* BEGIN Rows *

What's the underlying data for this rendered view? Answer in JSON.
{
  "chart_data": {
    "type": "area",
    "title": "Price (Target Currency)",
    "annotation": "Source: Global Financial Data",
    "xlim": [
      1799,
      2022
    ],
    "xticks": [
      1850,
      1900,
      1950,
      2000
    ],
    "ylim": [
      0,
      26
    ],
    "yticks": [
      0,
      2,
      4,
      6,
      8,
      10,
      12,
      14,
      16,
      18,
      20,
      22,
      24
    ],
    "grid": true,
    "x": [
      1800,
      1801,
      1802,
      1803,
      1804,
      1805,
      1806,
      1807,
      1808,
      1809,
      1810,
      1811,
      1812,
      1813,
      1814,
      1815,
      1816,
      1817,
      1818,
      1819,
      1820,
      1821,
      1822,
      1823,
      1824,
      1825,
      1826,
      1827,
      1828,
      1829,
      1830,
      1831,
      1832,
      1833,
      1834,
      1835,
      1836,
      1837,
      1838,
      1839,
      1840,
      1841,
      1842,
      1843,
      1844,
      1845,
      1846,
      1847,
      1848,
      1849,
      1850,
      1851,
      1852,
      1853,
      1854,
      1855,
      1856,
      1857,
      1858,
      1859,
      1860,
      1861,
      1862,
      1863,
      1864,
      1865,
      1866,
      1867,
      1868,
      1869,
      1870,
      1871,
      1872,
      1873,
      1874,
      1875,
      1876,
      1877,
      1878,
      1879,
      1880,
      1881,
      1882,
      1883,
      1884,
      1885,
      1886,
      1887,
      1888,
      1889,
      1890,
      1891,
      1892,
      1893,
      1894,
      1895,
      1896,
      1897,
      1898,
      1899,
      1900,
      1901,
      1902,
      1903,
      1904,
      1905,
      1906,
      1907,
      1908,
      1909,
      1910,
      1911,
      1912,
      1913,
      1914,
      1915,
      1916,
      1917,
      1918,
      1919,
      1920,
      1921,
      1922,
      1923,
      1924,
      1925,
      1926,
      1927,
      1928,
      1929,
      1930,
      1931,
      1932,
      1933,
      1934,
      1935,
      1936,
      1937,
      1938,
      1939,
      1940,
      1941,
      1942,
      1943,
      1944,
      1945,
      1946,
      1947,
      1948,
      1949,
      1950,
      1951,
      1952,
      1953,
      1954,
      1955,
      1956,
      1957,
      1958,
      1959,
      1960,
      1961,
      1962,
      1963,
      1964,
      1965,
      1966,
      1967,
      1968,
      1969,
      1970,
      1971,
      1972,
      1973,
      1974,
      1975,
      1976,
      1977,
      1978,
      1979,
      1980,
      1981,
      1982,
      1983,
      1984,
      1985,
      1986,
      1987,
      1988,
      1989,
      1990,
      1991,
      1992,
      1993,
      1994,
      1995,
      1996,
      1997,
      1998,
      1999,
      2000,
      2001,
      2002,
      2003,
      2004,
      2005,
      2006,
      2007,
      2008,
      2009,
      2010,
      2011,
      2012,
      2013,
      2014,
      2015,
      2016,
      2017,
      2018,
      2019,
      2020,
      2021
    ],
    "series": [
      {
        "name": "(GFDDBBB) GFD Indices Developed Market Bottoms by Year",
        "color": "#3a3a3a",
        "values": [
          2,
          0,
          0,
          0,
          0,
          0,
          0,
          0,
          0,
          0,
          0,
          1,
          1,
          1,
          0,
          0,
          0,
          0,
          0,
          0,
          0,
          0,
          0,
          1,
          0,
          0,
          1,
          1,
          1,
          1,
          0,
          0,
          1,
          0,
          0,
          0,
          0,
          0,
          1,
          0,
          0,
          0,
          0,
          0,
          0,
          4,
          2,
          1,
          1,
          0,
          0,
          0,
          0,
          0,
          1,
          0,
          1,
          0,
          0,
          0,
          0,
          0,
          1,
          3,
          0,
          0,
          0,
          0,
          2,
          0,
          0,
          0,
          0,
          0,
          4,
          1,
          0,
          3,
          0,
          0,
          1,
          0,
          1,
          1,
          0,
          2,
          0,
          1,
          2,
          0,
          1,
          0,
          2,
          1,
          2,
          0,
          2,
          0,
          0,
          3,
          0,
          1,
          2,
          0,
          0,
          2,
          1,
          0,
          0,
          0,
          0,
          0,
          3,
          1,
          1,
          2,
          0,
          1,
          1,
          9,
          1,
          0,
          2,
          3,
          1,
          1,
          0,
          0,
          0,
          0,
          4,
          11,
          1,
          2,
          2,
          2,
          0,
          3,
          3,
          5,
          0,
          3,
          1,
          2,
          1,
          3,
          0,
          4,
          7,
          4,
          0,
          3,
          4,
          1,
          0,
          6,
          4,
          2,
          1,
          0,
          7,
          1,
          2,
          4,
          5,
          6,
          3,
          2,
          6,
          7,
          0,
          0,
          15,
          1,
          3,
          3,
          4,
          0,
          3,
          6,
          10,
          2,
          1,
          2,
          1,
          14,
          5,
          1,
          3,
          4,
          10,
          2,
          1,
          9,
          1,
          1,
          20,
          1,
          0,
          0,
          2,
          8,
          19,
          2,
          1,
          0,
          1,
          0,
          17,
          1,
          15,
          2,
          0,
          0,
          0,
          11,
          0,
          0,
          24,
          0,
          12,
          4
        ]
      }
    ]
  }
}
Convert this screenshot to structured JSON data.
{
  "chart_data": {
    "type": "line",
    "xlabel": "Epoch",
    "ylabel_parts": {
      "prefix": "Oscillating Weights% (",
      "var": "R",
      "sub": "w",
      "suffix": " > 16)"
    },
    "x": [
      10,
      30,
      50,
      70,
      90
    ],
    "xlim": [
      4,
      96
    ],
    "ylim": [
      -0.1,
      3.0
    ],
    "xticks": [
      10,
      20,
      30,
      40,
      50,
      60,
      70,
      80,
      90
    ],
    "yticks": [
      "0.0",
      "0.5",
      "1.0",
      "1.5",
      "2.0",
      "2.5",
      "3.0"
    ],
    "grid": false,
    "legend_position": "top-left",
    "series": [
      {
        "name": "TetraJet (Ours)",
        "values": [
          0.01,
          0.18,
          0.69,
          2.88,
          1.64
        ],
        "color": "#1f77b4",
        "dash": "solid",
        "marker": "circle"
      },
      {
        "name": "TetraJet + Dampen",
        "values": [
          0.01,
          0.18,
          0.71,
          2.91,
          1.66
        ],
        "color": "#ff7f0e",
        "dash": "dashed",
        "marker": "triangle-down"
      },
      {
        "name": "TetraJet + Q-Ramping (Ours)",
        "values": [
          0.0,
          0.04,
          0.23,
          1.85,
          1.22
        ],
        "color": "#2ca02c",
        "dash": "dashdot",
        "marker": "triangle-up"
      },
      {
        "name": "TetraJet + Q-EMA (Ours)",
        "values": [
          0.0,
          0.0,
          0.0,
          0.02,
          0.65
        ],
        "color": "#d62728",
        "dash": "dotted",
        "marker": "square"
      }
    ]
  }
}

* END Rows *

What you are asked to do:
Write out every line of the records exactly.

Complete response:
What's the underlying data for this rendered view? Answer in JSON.
{
  "chart_data": {
    "type": "area",
    "title": "Price (Target Currency)",
    "annotation": "Source: Global Financial Data",
    "xlim": [
      1799,
      2022
    ],
    "xticks": [
      1850,
      1900,
      1950,
      2000
    ],
    "ylim": [
      0,
      26
    ],
    "yticks": [
      0,
      2,
      4,
      6,
      8,
      10,
      12,
      14,
      16,
      18,
      20,
      22,
      24
    ],
    "grid": true,
    "x": [
      1800,
      1801,
      1802,
      1803,
      1804,
      1805,
      1806,
      1807,
      1808,
      1809,
      1810,
      1811,
      1812,
      1813,
      1814,
      1815,
      1816,
      1817,
      1818,
      1819,
      1820,
      1821,
      1822,
      1823,
      1824,
      1825,
      1826,
      1827,
      1828,
      1829,
      1830,
      1831,
      1832,
      1833,
      1834,
      1835,
      1836,
      1837,
      1838,
      1839,
      1840,
      1841,
      1842,
      1843,
      1844,
      1845,
      1846,
      1847,
      1848,
      1849,
      1850,
      1851,
      1852,
      1853,
      1854,
      1855,
      1856,
      1857,
      1858,
      1859,
      1860,
      1861,
      1862,
      1863,
      1864,
      1865,
      1866,
      1867,
      1868,
      1869,
      1870,
      1871,
      1872,
      1873,
      1874,
      1875,
      1876,
      1877,
      1878,
      1879,
      1880,
      1881,
      1882,
      1883,
      1884,
      1885,
      1886,
      1887,
      1888,
      1889,
      1890,
      1891,
      1892,
      1893,
      1894,
      1895,
      1896,
      1897,
      1898,
      1899,
      1900,
      1901,
      1902,
      1903,
      1904,
      1905,
      1906,
      1907,
      1908,
      1909,
      1910,
      1911,
      1912,
      1913,
      1914,
      1915,
      1916,
      1917,
      1918,
      1919,
      1920,
      1921,
      1922,
      1923,
      1924,
      1925,
      1926,
      1927,
      1928,
      1929,
      1930,
      1931,
      1932,
      1933,
      1934,
      1935,
      1936,
      1937,
      1938,
      1939,
      1940,
      1941,
      1942,
      1943,
      1944,
      1945,
      1946,
      1947,
      1948,
      1949,
      1950,
      1951,
      1952,
      1953,
      1954,
      1955,
      1956,
      1957,
      1958,
      1959,
      1960,
      1961,
      1962,
      1963,
      1964,
      1965,
      1966,
      1967,
      1968,
      1969,
      1970,
      1971,
      1972,
      1973,
      1974,
      1975,
      1976,
      1977,
      1978,
      1979,
      1980,
      1981,
      1982,
      1983,
      1984,
      1985,
      1986,
      1987,
      1988,
      1989,
      1990,
      1991,
      1992,
      1993,
      1994,
      1995,
      1996,
      1997,
      1998,
      1999,
      2000,
      2001,
      2002,
      2003,
      2004,
      2005,
      2006,
      2007,
      2008,
      2009,
      2010,
      2011,
      2012,
      2013,
      2014,
      2015,
      2016,
      2017,
      2018,
      2019,
      2020,
      2021
    ],
    "series": [
      {
        "name": "(GFDDBBB) GFD Indices Developed Market Bottoms by Year",
        "color": "#3a3a3a",
        "values": [
          2,
          0,
          0,
          0,
          0,
          0,
          0,
          0,
          0,
          0,
          0,
          1,
          1,
          1,
          0,
          0,
          0,
          0,
          0,
          0,
          0,
          0,
          0,
          1,
          0,
          0,
          1,
          1,
          1,
          1,
          0,
          0,
          1,
          0,
          0,
          0,
          0,
          0,
          1,
          0,
          0,
          0,
          0,
          0,
          0,
          4,
          2,
          1,
          1,
          0,
          0,
          0,
          0,
          0,
          1,
          0,
          1,
          0,
          0,
          0,
          0,
          0,
          1,
          3,
          0,
          0,
          0,
          0,
          2,
          0,
          0,
          0,
          0,
          0,
          4,
          1,
          0,
          3,
          0,
          0,
          1,
          0,
          1,
          1,
          0,
          2,
          0,
          1,
          2,
          0,
          1,
          0,
          2,
          1,
          2,
          0,
          2,
          0,
          0,
          3,
          0,
          1,
          2,
          0,
          0,
          2,
          1,
          0,
          0,
          0,
          0,
          0,
          3,
          1,
          1,
          2,
          0,
          1,
          1,
          9,
          1,
          0,
          2,
          3,
          1,
          1,
          0,
          0,
          0,
          0,
          4,
          11,
          1,
          2,
          2,
          2,
          0,
          3,
          3,
          5,
          0,
          3,
          1,
          2,
          1,
          3,
          0,
          4,
          7,
          4,
          0,
          3,
          4,
          1,
          0,
          6,
          4,
          2,
          1,
          0,
          7,
          1,
          2,
          4,
          5,
          6,
          3,
          2,
          6,
          7,
          0,
          0,
          15,
          1,
          3,
          3,
          4,
          0,
          3,
          6,
          10,
          2,
          1,
          2,
          1,
          14,
          5,
          1,
          3,
          4,
          10,
          2,
          1,
          9,
          1,
          1,
          20,
          1,
          0,
          0,
          2,
          8,
          19,
          2,
          1,
          0,
          1,
          0,
          17,
          1,
          15,
          2,
          0,
          0,
          0,
          11,
          0,
          0,
          24,
          0,
          12,
          4
        ]
      }
    ]
  }
}
Convert this screenshot to structured JSON data.
{
  "chart_data": {
    "type": "line",
    "xlabel": "Epoch",
    "ylabel_parts": {
      "prefix": "Oscillating Weights% (",
      "var": "R",
      "sub": "w",
      "suffix": " > 16)"
    },
    "x": [
      10,
      30,
      50,
      70,
      90
    ],
    "xlim": [
      4,
      96
    ],
    "ylim": [
      -0.1,
      3.0
    ],
    "xticks": [
      10,
      20,
      30,
      40,
      50,
      60,
      70,
      80,
      90
    ],
    "yticks": [
      "0.0",
      "0.5",
      "1.0",
      "1.5",
      "2.0",
      "2.5",
      "3.0"
    ],
    "grid": false,
    "legend_position": "top-left",
    "series": [
      {
        "name": "TetraJet (Ours)",
        "values": [
          0.01,
          0.18,
          0.69,
          2.88,
          1.64
        ],
        "color": "#1f77b4",
        "dash": "solid",
        "marker": "circle"
      },
      {
        "name": "TetraJet + Dampen",
        "values": [
          0.01,
          0.18,
          0.71,
          2.91,
          1.66
        ],
        "color": "#ff7f0e",
        "dash": "dashed",
        "marker": "triangle-down"
      },
      {
        "name": "TetraJet + Q-Ramping (Ours)",
        "values": [
          0.0,
          0.04,
          0.23,
          1.85,
          1.22
        ],
        "color": "#2ca02c",
        "dash": "dashdot",
        "marker": "triangle-up"
      },
      {
        "name": "TetraJet + Q-EMA (Ours)",
        "values": [
          0.0,
          0.0,
          0.0,
          0.02,
          0.65
        ],
        "color": "#d62728",
        "dash": "dotted",
        "marker": "square"
      }
    ]
  }
}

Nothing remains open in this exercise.